Stated exercise: Records follow. Copy every line with "zamówienia".
==============================
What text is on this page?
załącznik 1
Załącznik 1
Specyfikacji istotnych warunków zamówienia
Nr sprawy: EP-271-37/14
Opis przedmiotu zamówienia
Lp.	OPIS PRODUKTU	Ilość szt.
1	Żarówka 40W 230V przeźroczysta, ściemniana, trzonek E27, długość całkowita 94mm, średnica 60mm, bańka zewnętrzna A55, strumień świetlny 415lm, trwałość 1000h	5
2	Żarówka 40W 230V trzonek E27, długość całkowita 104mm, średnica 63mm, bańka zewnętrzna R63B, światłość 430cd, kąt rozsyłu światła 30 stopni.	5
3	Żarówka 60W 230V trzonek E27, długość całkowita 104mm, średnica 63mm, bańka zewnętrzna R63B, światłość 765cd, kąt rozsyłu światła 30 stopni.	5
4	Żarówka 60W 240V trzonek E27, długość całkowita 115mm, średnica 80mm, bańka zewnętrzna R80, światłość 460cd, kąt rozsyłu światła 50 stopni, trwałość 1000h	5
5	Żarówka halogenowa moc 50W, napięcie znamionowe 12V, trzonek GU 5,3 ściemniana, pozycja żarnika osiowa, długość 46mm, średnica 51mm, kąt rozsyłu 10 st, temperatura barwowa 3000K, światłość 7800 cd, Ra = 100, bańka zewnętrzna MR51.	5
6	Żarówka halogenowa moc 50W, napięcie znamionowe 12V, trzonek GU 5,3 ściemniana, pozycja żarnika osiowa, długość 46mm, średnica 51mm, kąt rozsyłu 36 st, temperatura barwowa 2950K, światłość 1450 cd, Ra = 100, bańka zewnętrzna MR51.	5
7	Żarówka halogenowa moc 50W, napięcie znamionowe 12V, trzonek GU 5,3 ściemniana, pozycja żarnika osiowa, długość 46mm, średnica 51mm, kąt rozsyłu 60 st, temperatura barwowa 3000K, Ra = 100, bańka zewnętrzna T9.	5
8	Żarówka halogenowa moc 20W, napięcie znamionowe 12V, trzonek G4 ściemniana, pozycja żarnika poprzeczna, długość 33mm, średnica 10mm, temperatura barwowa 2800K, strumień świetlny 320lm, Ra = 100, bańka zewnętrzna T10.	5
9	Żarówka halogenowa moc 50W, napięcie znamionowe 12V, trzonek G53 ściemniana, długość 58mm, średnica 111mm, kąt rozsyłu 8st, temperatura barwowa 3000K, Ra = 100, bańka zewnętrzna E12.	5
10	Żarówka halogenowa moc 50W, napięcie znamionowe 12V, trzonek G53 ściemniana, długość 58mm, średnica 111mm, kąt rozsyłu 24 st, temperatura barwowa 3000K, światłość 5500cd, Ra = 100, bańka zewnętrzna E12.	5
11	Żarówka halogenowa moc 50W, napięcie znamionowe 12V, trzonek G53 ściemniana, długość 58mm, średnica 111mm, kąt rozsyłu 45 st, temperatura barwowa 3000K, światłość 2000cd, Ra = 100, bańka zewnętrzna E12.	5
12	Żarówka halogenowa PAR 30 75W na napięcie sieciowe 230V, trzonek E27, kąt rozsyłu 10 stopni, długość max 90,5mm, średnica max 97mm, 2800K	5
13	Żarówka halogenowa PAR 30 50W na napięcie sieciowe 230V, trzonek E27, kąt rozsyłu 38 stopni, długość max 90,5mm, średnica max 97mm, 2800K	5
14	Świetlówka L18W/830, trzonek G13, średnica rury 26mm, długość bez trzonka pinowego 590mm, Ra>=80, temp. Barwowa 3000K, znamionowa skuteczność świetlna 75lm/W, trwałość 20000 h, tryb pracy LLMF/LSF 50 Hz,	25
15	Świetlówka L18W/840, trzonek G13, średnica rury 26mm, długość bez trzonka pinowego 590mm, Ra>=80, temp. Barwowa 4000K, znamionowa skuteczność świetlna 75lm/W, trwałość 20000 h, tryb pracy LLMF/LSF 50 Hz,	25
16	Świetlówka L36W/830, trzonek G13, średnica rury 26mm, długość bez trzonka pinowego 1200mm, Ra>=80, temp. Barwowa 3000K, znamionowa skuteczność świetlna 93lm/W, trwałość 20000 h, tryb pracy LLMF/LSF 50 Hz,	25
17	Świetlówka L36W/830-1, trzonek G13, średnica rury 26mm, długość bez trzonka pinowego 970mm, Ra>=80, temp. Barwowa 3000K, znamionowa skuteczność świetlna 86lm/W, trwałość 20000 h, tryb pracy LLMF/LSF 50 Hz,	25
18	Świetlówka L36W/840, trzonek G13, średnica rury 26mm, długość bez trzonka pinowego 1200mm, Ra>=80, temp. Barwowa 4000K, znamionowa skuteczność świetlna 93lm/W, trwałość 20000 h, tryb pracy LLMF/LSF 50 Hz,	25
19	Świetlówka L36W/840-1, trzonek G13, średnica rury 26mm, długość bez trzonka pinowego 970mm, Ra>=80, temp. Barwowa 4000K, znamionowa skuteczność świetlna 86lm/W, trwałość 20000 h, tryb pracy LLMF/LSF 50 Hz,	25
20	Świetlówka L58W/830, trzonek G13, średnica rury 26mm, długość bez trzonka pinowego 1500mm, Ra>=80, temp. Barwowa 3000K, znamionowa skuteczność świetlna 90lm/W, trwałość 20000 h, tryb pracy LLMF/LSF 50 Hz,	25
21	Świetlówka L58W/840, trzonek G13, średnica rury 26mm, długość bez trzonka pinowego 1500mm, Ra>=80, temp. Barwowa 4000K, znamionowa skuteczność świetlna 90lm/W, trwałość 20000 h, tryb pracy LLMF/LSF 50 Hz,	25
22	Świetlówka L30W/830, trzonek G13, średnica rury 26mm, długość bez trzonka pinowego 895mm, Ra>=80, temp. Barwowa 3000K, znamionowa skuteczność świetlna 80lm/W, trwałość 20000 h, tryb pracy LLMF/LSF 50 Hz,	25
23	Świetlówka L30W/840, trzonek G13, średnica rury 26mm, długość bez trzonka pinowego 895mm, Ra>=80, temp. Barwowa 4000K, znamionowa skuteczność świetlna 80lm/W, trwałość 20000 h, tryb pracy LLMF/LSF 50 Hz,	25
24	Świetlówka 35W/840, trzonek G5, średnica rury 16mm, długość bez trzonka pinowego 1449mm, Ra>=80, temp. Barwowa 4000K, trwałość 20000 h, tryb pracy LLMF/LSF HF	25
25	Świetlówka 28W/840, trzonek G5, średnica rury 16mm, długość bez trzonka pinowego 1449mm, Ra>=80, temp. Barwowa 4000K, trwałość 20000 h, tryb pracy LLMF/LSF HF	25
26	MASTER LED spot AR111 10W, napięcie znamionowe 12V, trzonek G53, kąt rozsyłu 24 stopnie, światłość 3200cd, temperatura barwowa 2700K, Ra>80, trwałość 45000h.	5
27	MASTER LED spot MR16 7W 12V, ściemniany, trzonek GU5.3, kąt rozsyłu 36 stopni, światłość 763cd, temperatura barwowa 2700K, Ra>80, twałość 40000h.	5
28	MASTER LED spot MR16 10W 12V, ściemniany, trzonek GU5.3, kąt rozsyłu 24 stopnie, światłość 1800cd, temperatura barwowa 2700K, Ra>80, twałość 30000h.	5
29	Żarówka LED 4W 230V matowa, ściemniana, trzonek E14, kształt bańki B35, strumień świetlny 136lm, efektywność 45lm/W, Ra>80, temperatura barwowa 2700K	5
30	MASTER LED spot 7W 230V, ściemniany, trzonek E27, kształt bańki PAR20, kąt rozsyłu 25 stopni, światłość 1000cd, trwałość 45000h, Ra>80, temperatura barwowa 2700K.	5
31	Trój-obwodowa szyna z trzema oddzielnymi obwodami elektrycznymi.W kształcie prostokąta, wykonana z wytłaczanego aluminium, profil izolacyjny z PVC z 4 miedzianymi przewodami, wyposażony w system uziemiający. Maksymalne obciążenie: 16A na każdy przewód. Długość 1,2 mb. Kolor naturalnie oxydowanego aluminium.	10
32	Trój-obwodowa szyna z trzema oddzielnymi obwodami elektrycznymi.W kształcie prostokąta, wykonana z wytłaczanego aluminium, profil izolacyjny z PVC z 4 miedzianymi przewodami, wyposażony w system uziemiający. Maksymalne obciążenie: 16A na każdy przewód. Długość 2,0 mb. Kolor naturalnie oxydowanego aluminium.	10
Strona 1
==============================
Reply:
Specyfikacji istotnych warunków zamówienia
Opis przedmiotu zamówienia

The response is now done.